=== LISTING ===
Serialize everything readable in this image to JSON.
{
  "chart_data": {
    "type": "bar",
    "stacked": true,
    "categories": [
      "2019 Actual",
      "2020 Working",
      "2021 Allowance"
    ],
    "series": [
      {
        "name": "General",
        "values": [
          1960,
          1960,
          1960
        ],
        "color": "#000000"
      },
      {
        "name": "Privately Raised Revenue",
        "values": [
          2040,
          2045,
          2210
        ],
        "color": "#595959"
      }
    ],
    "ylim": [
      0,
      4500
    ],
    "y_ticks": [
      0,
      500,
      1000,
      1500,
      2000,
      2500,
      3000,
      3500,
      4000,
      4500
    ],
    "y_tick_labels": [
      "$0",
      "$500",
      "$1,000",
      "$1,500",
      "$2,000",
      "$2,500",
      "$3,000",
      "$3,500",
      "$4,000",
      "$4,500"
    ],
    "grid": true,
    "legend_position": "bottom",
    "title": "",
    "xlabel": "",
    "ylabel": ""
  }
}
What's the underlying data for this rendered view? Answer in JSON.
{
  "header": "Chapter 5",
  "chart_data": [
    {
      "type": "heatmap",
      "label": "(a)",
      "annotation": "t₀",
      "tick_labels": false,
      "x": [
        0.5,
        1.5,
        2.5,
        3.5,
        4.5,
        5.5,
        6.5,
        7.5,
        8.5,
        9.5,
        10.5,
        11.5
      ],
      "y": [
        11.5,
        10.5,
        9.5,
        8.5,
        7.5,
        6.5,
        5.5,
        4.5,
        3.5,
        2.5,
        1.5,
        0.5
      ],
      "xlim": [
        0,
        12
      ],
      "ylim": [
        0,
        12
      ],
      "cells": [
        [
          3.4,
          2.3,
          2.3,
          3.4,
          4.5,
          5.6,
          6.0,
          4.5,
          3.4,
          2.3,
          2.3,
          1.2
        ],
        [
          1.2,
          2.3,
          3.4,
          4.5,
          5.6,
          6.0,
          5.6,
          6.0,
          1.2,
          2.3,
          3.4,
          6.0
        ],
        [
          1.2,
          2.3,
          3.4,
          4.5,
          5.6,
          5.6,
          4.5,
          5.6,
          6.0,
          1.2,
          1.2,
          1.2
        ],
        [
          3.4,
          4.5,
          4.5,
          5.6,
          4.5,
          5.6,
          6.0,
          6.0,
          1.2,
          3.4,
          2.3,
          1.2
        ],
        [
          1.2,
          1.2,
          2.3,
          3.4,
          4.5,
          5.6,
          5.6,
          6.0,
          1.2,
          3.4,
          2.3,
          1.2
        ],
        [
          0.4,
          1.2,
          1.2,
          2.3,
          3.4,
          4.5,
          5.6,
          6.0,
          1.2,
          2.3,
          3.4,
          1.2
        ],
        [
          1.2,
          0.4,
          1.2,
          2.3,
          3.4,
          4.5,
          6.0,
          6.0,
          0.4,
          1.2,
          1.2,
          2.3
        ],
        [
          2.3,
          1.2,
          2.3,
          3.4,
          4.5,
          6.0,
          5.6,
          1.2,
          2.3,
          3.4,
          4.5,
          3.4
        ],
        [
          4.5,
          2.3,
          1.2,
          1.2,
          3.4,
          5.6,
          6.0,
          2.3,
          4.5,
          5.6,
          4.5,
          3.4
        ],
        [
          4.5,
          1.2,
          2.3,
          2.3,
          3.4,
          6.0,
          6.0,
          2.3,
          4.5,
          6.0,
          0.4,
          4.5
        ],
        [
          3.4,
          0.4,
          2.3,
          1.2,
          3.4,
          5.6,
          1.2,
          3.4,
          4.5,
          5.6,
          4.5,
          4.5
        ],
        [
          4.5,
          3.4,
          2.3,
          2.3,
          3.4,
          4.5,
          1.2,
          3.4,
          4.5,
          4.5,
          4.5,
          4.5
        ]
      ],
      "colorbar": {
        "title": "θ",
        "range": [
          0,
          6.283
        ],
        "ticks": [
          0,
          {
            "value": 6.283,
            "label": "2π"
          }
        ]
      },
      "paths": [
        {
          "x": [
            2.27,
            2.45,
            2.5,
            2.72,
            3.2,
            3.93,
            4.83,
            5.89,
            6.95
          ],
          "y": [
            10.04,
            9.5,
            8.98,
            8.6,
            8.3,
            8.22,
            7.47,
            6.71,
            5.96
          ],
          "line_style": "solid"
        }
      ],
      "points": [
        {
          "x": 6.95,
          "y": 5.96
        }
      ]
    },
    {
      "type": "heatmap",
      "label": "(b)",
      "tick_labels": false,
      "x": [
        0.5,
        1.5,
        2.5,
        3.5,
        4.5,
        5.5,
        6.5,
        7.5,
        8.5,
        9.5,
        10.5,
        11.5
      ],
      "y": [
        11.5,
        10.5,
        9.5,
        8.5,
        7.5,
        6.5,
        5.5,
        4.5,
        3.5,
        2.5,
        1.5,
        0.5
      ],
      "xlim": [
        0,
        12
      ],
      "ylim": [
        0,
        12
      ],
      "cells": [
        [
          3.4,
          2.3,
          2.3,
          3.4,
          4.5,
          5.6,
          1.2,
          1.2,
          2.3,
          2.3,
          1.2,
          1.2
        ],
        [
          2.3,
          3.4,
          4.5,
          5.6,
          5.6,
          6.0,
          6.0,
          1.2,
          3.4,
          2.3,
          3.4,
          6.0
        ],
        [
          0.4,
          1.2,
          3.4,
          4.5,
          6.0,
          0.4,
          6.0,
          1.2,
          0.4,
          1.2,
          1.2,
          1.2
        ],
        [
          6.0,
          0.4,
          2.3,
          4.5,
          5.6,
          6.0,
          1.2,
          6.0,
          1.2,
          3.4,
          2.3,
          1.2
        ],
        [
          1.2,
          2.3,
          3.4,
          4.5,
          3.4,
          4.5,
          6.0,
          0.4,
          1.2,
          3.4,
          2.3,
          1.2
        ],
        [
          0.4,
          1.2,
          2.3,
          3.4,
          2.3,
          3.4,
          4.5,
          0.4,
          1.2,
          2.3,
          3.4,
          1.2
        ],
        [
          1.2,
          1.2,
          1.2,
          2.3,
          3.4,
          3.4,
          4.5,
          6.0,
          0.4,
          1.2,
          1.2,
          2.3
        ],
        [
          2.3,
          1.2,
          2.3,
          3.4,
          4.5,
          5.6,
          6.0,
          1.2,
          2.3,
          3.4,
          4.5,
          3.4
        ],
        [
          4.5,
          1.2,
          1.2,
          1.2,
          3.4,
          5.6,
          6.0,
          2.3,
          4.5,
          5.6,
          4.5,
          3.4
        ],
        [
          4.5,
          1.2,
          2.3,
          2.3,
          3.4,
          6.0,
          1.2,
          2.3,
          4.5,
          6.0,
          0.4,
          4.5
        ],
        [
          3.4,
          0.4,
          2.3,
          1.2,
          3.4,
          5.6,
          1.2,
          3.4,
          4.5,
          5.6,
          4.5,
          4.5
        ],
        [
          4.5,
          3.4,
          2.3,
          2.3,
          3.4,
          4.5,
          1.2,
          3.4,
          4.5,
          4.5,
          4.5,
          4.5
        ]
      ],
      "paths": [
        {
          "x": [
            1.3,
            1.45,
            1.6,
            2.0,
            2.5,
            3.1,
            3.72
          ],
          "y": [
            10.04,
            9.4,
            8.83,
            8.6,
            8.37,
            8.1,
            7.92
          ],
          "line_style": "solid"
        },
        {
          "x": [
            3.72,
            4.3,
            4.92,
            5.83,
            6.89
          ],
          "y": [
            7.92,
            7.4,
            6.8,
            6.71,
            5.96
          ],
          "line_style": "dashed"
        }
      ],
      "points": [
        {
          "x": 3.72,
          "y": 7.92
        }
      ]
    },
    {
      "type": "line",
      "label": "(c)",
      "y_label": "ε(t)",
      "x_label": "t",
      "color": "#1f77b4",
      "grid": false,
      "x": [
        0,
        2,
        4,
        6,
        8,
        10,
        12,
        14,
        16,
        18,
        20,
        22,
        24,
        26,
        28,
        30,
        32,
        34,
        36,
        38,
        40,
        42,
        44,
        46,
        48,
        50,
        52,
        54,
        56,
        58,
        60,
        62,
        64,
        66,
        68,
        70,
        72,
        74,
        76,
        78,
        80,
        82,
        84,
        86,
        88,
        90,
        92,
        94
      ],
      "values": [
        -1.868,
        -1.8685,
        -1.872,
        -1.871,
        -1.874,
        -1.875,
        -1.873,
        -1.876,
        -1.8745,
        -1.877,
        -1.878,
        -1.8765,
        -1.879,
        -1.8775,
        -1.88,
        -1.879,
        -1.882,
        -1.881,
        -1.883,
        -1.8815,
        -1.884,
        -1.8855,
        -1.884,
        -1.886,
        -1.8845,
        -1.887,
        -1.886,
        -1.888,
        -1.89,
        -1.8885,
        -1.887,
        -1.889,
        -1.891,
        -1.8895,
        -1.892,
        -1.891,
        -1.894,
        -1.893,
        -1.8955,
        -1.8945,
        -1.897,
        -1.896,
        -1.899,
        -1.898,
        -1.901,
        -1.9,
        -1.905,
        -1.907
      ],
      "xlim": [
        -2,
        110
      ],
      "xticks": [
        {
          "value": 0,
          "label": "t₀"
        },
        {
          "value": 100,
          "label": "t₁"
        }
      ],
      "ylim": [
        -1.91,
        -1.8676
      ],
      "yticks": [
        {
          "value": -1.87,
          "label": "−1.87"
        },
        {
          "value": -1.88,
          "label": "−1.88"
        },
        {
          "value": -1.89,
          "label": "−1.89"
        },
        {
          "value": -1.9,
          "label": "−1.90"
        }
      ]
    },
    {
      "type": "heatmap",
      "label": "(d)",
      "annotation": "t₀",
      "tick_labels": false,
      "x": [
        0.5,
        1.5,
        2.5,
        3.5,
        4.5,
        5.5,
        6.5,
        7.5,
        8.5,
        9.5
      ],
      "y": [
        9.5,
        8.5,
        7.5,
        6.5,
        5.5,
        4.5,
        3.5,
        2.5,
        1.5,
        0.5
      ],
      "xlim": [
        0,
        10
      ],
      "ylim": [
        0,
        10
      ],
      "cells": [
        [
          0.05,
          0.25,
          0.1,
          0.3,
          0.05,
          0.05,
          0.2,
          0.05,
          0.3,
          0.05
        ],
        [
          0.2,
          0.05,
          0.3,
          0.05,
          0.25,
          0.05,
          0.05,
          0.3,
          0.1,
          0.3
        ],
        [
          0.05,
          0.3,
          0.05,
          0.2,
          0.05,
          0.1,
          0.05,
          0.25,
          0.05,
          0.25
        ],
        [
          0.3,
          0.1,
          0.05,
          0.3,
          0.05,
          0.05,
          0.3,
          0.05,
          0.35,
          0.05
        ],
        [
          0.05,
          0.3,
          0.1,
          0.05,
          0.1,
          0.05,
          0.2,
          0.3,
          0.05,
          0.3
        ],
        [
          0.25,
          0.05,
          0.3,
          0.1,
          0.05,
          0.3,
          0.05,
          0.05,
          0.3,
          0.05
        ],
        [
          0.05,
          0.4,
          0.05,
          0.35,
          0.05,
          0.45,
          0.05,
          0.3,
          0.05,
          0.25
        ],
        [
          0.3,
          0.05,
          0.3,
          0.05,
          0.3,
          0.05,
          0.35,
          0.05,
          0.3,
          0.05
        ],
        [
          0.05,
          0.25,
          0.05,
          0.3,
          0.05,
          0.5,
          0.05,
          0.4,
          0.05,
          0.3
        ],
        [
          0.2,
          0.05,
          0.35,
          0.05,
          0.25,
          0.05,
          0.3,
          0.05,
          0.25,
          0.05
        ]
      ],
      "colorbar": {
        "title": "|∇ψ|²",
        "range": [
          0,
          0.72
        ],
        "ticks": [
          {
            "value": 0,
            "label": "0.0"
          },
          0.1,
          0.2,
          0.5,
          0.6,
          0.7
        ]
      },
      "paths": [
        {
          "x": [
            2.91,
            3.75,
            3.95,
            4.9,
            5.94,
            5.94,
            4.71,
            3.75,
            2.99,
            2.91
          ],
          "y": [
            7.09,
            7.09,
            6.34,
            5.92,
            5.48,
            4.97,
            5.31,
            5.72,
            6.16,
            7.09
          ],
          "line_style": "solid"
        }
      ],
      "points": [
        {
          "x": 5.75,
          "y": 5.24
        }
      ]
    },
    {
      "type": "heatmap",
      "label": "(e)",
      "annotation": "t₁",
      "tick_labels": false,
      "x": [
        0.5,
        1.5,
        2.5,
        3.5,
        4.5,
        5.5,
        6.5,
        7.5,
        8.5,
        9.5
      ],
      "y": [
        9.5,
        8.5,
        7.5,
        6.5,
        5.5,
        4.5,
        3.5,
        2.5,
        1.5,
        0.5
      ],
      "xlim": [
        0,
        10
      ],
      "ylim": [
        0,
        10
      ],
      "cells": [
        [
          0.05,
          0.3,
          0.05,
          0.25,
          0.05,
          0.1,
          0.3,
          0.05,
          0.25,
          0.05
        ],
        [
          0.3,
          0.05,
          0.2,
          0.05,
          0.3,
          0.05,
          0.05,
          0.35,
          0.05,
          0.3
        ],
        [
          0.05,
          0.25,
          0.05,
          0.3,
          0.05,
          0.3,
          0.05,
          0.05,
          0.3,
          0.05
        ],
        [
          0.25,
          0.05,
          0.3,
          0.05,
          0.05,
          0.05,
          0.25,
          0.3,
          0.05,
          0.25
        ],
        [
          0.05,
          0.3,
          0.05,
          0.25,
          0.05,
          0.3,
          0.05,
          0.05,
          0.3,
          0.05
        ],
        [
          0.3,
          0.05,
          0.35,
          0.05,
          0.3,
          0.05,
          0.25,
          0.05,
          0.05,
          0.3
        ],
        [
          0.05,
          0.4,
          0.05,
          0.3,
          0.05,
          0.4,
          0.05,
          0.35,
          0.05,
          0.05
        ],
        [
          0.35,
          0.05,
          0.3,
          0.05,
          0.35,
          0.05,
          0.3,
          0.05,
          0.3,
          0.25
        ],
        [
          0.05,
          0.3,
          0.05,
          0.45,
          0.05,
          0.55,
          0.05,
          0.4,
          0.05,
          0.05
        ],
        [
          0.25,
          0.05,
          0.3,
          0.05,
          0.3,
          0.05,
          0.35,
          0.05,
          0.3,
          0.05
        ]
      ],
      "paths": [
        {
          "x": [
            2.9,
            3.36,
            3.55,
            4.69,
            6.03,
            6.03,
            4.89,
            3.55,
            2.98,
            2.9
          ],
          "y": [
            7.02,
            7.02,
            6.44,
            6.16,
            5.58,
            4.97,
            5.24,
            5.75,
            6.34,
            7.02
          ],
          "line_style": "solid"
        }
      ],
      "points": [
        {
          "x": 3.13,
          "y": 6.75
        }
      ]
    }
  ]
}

=== YOUR GOAL ===
Pull every line containing the word "this" out of the material.

=== SOLVED EXERCISE ===
Serialize everything readable in this image to JSON.
What's the underlying data for this rendered view? Answer in JSON.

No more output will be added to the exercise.